*** MATERIAL FOR THIS EXERCISE ***

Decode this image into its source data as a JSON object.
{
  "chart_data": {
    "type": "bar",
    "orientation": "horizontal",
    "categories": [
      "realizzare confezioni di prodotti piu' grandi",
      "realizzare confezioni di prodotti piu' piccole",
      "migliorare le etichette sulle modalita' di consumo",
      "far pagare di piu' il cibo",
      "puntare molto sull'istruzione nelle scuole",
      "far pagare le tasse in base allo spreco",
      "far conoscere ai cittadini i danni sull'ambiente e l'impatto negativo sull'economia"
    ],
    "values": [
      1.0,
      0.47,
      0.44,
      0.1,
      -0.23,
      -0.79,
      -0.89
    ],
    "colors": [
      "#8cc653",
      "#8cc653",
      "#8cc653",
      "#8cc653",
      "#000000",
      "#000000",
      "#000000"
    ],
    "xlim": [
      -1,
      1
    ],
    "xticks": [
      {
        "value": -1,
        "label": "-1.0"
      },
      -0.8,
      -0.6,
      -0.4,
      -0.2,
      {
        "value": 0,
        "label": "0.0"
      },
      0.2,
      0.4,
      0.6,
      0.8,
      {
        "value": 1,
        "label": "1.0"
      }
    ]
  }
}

***
*** MATERIAL FOR THIS EXERCISE ***

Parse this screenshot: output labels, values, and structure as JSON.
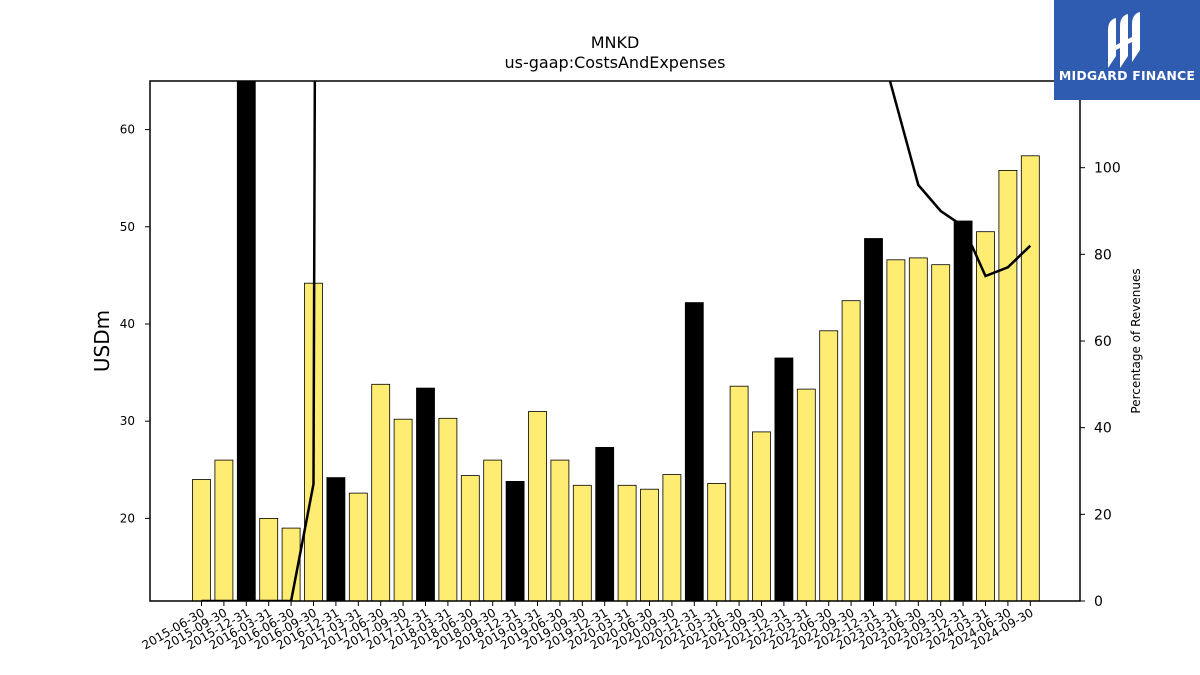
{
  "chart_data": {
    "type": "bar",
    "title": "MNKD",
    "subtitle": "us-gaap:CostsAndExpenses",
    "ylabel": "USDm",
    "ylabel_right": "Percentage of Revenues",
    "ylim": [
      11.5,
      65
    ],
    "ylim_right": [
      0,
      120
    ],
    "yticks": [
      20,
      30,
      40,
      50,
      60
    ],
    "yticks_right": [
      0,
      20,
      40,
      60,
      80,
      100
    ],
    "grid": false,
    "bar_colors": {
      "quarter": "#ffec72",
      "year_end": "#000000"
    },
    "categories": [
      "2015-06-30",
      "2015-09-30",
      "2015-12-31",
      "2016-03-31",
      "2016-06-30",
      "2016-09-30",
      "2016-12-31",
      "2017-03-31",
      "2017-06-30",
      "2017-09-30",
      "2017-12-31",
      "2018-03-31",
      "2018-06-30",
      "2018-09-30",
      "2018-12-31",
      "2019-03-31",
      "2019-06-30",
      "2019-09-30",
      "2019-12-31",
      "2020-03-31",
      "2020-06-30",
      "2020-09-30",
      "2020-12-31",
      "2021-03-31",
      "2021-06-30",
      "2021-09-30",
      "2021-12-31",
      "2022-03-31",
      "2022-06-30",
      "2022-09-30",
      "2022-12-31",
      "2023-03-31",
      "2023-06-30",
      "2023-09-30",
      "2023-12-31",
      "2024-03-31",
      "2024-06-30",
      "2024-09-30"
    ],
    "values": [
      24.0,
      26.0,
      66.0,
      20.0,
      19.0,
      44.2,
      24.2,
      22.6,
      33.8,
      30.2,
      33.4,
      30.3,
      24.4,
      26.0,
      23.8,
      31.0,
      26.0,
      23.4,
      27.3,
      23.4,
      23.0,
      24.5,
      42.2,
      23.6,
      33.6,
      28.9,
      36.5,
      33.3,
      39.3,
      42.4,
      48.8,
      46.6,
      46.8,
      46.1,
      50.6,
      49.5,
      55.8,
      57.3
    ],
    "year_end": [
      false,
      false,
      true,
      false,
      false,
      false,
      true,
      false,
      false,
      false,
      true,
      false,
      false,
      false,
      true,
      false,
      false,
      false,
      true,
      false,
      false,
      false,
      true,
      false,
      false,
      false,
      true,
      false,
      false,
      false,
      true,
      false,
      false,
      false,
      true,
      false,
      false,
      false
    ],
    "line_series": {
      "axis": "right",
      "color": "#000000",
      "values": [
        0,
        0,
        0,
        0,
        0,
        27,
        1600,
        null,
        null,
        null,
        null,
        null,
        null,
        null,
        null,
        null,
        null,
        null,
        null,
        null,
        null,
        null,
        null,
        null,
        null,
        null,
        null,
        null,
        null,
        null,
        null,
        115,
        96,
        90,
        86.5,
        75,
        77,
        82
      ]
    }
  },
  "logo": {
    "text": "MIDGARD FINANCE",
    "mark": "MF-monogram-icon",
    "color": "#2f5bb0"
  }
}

***
*** MATERIAL FOR THIS EXERCISE ***

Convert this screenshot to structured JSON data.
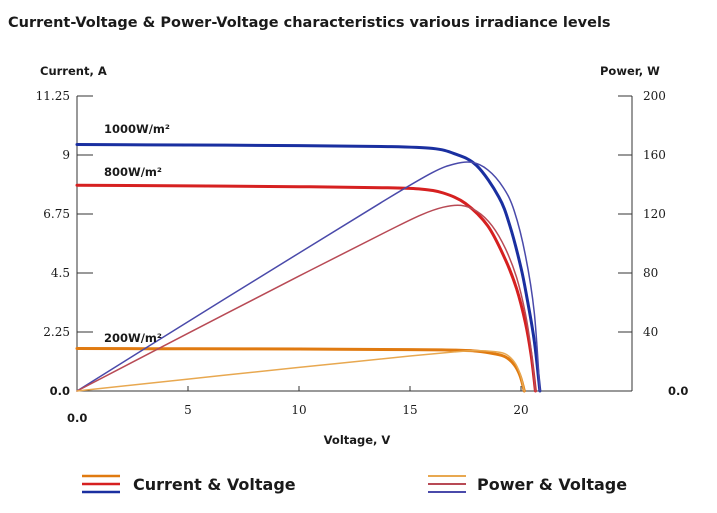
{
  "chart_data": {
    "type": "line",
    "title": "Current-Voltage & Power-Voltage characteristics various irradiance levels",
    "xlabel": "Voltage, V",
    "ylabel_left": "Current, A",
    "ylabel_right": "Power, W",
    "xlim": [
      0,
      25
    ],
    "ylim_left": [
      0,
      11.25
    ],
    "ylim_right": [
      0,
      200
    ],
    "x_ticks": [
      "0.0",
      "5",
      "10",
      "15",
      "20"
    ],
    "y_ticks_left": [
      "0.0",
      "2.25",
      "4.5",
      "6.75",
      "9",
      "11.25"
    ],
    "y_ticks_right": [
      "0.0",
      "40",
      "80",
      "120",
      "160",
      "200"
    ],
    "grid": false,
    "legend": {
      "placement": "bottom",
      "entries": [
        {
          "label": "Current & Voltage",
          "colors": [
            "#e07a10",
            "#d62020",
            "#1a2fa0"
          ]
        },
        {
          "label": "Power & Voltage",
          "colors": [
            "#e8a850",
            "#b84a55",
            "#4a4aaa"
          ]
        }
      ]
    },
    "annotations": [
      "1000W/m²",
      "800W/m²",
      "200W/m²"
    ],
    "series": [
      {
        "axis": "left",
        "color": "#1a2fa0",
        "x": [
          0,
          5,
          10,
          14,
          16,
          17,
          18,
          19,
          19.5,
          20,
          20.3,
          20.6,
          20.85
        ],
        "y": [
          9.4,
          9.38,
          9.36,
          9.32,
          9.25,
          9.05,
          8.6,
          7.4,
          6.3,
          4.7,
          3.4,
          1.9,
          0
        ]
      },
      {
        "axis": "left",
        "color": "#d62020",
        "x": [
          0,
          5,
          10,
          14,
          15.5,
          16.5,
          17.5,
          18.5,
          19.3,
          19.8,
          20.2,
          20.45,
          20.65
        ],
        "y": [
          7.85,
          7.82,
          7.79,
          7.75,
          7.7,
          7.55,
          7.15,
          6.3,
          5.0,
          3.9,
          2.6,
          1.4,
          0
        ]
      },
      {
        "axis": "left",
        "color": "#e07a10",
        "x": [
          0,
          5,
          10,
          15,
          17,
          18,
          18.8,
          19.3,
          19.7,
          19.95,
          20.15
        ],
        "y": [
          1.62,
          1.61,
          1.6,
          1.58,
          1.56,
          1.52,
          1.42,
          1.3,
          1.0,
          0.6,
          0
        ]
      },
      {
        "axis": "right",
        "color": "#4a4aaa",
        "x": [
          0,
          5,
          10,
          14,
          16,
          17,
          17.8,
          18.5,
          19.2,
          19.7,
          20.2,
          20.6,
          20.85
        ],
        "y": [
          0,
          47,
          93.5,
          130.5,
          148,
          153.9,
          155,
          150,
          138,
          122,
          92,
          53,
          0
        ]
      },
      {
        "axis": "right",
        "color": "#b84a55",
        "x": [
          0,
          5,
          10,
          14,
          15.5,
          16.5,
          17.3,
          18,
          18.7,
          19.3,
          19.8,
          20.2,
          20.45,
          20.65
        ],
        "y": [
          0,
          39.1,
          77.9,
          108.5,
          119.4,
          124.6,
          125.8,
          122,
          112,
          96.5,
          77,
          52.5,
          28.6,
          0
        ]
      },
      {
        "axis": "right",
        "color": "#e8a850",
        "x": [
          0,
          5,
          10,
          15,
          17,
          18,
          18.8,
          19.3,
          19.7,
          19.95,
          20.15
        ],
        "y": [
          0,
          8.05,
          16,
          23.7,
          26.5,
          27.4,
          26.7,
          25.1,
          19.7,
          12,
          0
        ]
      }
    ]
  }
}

***

- [EXERCISE INSTRUCTIONS]:
Find each line holding the string "values" and copy it out.

- [RESPONSE TO THIS TASK]:
    "values": [
Parse this screenshot: output labels, values, and structure as JSON.
    "values": [
      "values": [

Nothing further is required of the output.